Decide whether each statement below agrees with the forum thread about the Kubota F2100, and back each yes or no with the deciding words quoted from the thread. 1. The tractor ebertf bought has 1222 hours on it. 2. Live Oak found several F2100 tractors for sale. 3. The F2100 comes with a 21 hp diesel.

▶ SELECTED PASSAGE
--------------------
# New to Kubota need info



## ebertf (Jul 3, 2006)

I just purchaesd a 1994 Kubota F2100 with 1222 Hr on it. It has a 72" mower deck. For $2650 is that a good price? I can't find the model # on tractor or deck. I need to find out if it is a F2100 or an F2100E. Does anyone have information on this tractor and if so could you sheir.


----------



## Live Oak (Dec 22, 2003)

Welcome to Tractor Forum ebertf! I am not real familiar with this machine. It appears to be a commercial type front mower from what I understand. As far as any information on this model; here is what Kubota has :

Kubota F Series Products 

From what Kubota lists; the F2100 can accept a wide range of mowers and other equipment. It comes with a 21 hp diesel which in my opinion may be a bit underpowered in some situations but should readily get the job done. 

The F2100 appears to somewhat the rare bird as far as popularity of purchase and I was only able to find one for sale but it is a 1997 4WD model with hyd. bagger dumper, sweeper, and mower.
--------------------
▶ RAW DATA
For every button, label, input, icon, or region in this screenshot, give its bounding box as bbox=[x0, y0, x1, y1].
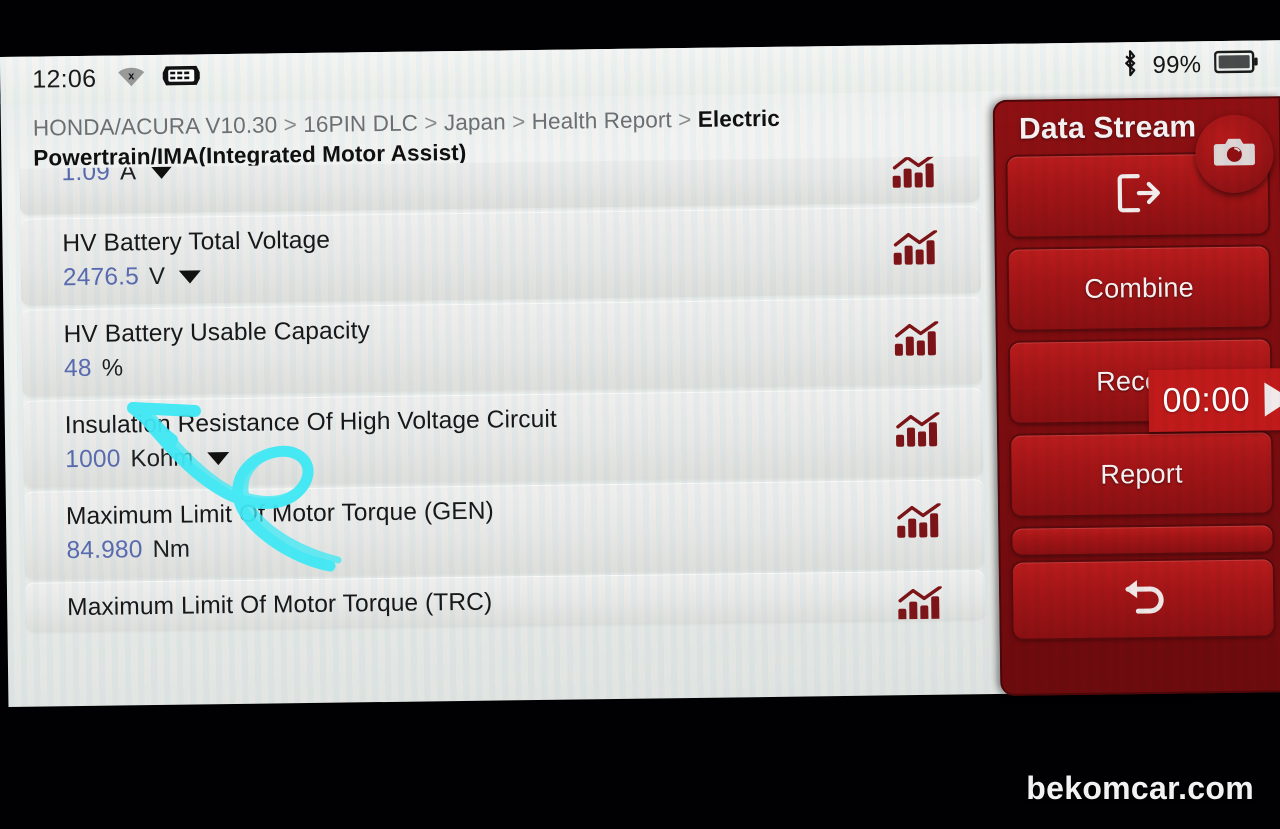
--------------------
▶ PROBLEM SOLUTION
1. Yes: "with 1222 Hr on it"
2. No: "I was only able to find one for sale"
3. Yes: "It comes with a 21 hp diesel"